--- START OF MATERIAL SHOWN ---

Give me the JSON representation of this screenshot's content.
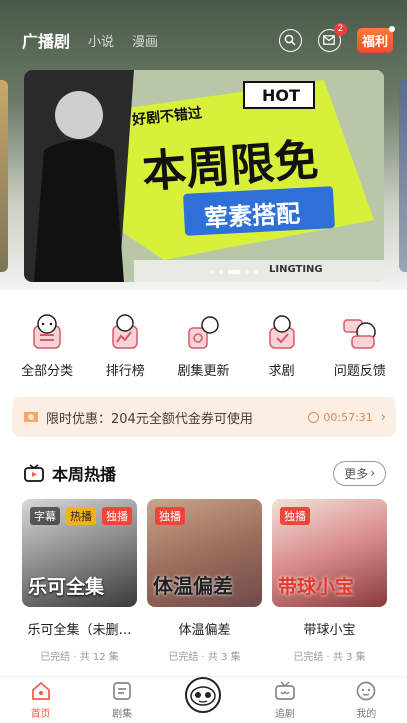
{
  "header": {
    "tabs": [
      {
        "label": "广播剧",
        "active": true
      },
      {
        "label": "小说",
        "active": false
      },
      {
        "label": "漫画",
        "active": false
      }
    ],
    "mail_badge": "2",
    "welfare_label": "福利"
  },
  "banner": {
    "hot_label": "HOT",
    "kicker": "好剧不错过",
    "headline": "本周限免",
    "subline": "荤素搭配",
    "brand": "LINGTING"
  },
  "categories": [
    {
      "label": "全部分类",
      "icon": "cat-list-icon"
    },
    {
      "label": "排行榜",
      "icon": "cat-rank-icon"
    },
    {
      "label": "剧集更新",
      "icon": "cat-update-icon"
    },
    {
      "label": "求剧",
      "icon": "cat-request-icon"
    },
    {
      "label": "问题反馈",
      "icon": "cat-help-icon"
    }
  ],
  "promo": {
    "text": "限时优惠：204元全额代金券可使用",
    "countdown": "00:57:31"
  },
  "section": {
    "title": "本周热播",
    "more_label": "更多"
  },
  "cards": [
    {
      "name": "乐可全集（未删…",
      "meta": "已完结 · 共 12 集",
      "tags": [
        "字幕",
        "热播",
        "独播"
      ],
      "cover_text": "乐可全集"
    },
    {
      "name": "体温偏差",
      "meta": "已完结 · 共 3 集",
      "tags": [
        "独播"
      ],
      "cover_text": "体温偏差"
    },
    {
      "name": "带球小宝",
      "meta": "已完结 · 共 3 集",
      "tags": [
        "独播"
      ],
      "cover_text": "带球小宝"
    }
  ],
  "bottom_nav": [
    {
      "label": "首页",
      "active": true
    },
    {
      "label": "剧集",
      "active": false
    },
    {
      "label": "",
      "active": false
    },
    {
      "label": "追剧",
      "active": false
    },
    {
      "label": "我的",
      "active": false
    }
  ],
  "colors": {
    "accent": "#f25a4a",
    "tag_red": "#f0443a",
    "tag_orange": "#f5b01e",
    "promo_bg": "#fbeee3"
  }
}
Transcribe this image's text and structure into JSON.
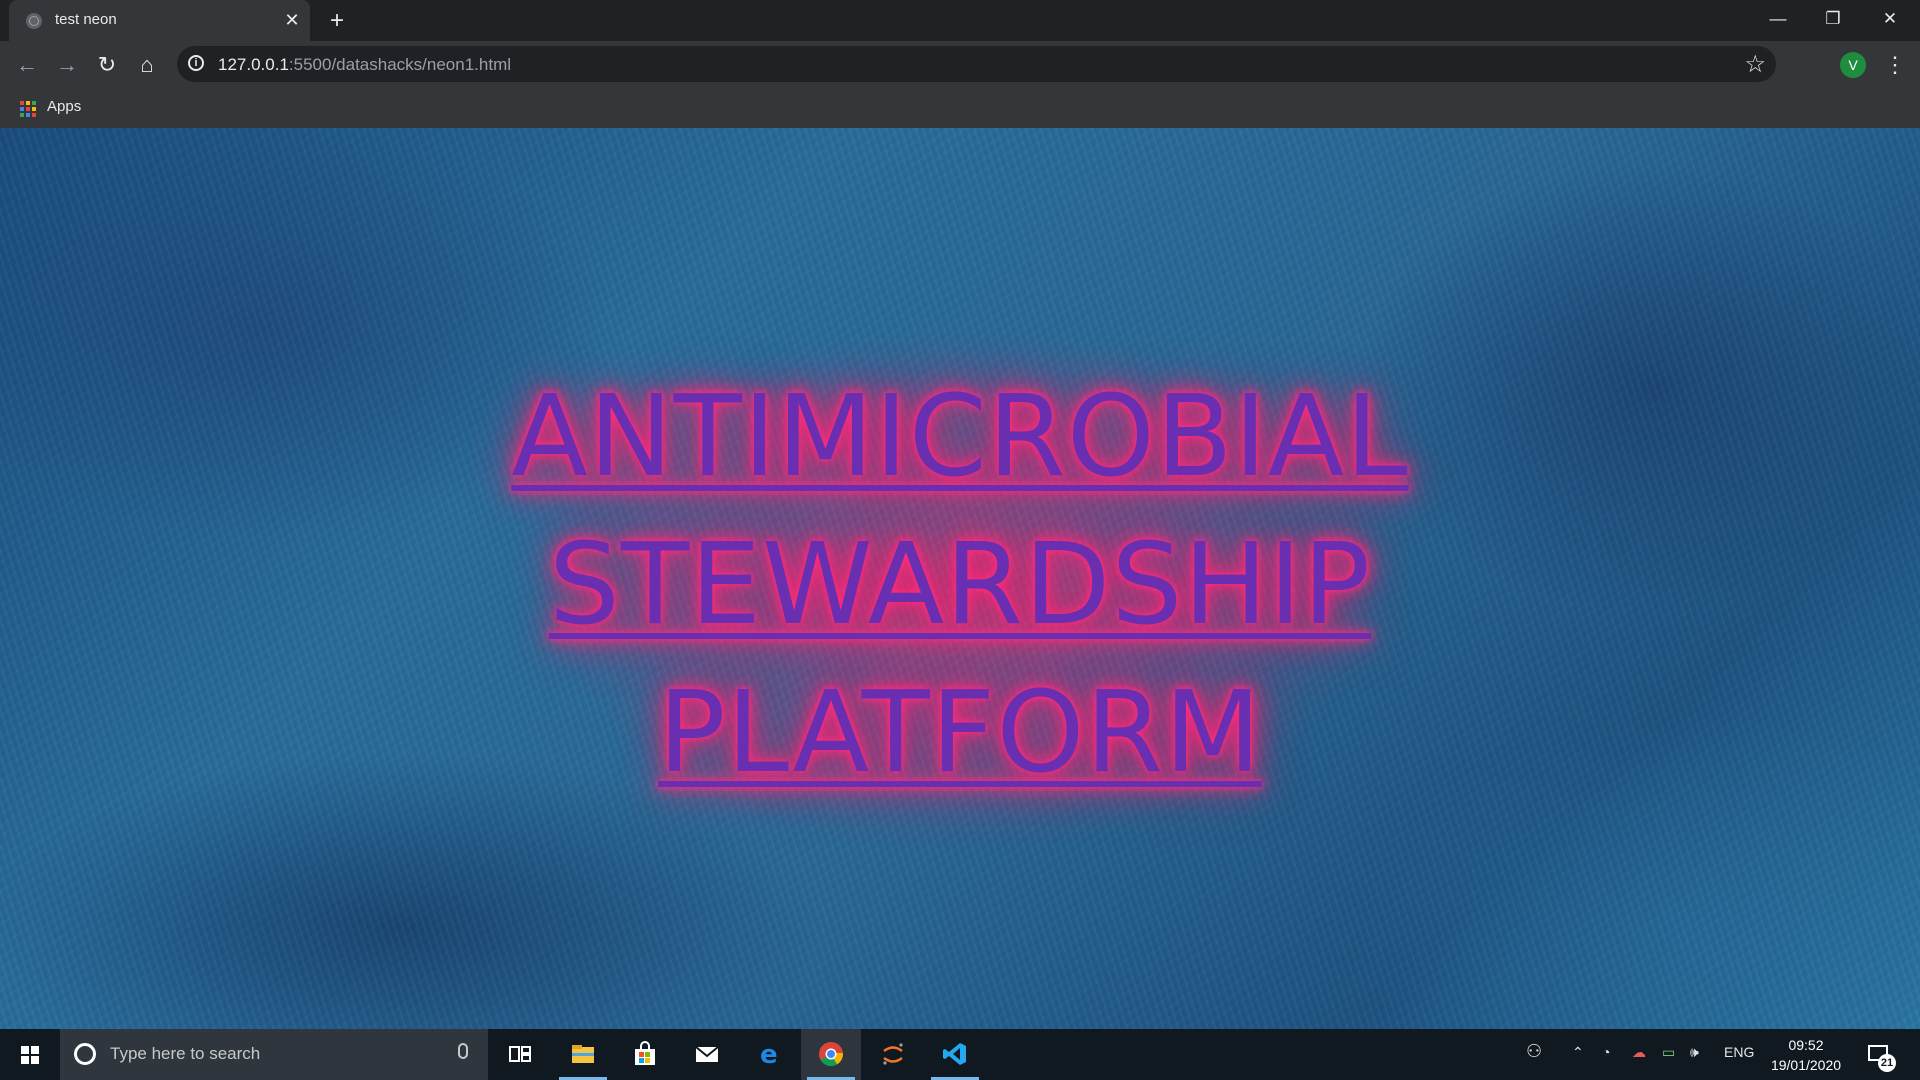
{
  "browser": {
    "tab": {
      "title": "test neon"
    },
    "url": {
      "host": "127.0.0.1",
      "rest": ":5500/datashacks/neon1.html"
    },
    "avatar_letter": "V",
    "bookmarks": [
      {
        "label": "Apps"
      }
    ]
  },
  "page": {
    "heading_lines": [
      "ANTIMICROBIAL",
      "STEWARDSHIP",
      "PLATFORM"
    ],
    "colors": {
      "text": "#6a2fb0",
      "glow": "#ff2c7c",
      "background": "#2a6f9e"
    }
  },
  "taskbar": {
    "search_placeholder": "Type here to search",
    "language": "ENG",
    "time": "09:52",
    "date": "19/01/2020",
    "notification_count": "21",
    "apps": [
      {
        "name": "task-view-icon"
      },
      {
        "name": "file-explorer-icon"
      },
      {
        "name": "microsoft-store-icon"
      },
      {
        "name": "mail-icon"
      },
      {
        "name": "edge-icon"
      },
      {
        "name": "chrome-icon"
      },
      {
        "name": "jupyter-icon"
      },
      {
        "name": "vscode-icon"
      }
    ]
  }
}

--- END OF MATERIAL SHOWN ---

▶ _TO BE DONE_:
Copy out the entries verbatim and leave the images out.

▶ _RESPONSE TO THIS EXERCISE_:
Give me the JSON representation of this screenshot's content.
{
  "header": {
    "tabs": [
      {
        "label": "广播剧",
        "active": true
      },
      {
        "label": "小说",
        "active": false
      },
      {
        "label": "漫画",
        "active": false
      }
    ],
    "mail_badge": "2",
    "welfare_label": "福利"
  },
  "banner": {
    "hot_label": "HOT",
    "kicker": "好剧不错过",
    "headline": "本周限免",
    "subline": "荤素搭配",
    "brand": "LINGTING"
  },
  "categories": [
    {
      "label": "全部分类",
      "icon": "cat-list-icon"
    },
    {
      "label": "排行榜",
      "icon": "cat-rank-icon"
    },
    {
      "label": "剧集更新",
      "icon": "cat-update-icon"
    },
    {
      "label": "求剧",
      "icon": "cat-request-icon"
    },
    {
      "label": "问题反馈",
      "icon": "cat-help-icon"
    }
  ],
  "promo": {
    "text": "限时优惠：204元全额代金券可使用",
    "countdown": "00:57:31"
  },
  "section": {
    "title": "本周热播",
    "more_label": "更多"
  },
  "cards": [
    {
      "name": "乐可全集（未删…",
      "meta": "已完结 · 共 12 集",
      "tags": [
        "字幕",
        "热播",
        "独播"
      ],
      "cover_text": "乐可全集"
    },
    {
      "name": "体温偏差",
      "meta": "已完结 · 共 3 集",
      "tags": [
        "独播"
      ],
      "cover_text": "体温偏差"
    },
    {
      "name": "带球小宝",
      "meta": "已完结 · 共 3 集",
      "tags": [
        "独播"
      ],
      "cover_text": "带球小宝"
    }
  ],
  "bottom_nav": [
    {
      "label": "首页",
      "active": true
    },
    {
      "label": "剧集",
      "active": false
    },
    {
      "label": "",
      "active": false
    },
    {
      "label": "追剧",
      "active": false
    },
    {
      "label": "我的",
      "active": false
    }
  ],
  "colors": {
    "accent": "#f25a4a",
    "tag_red": "#f0443a",
    "tag_orange": "#f5b01e",
    "promo_bg": "#fbeee3"
  }
}
Transcribe this image's text and structure into JSON.
{
  "browser": {
    "tab": {
      "title": "test neon"
    },
    "url": {
      "host": "127.0.0.1",
      "rest": ":5500/datashacks/neon1.html"
    },
    "avatar_letter": "V",
    "bookmarks": [
      {
        "label": "Apps"
      }
    ]
  },
  "page": {
    "heading_lines": [
      "ANTIMICROBIAL",
      "STEWARDSHIP",
      "PLATFORM"
    ],
    "colors": {
      "text": "#6a2fb0",
      "glow": "#ff2c7c",
      "background": "#2a6f9e"
    }
  },
  "taskbar": {
    "search_placeholder": "Type here to search",
    "language": "ENG",
    "time": "09:52",
    "date": "19/01/2020",
    "notification_count": "21",
    "apps": [
      {
        "name": "task-view-icon"
      },
      {
        "name": "file-explorer-icon"
      },
      {
        "name": "microsoft-store-icon"
      },
      {
        "name": "mail-icon"
      },
      {
        "name": "edge-icon"
      },
      {
        "name": "chrome-icon"
      },
      {
        "name": "jupyter-icon"
      },
      {
        "name": "vscode-icon"
      }
    ]
  }
}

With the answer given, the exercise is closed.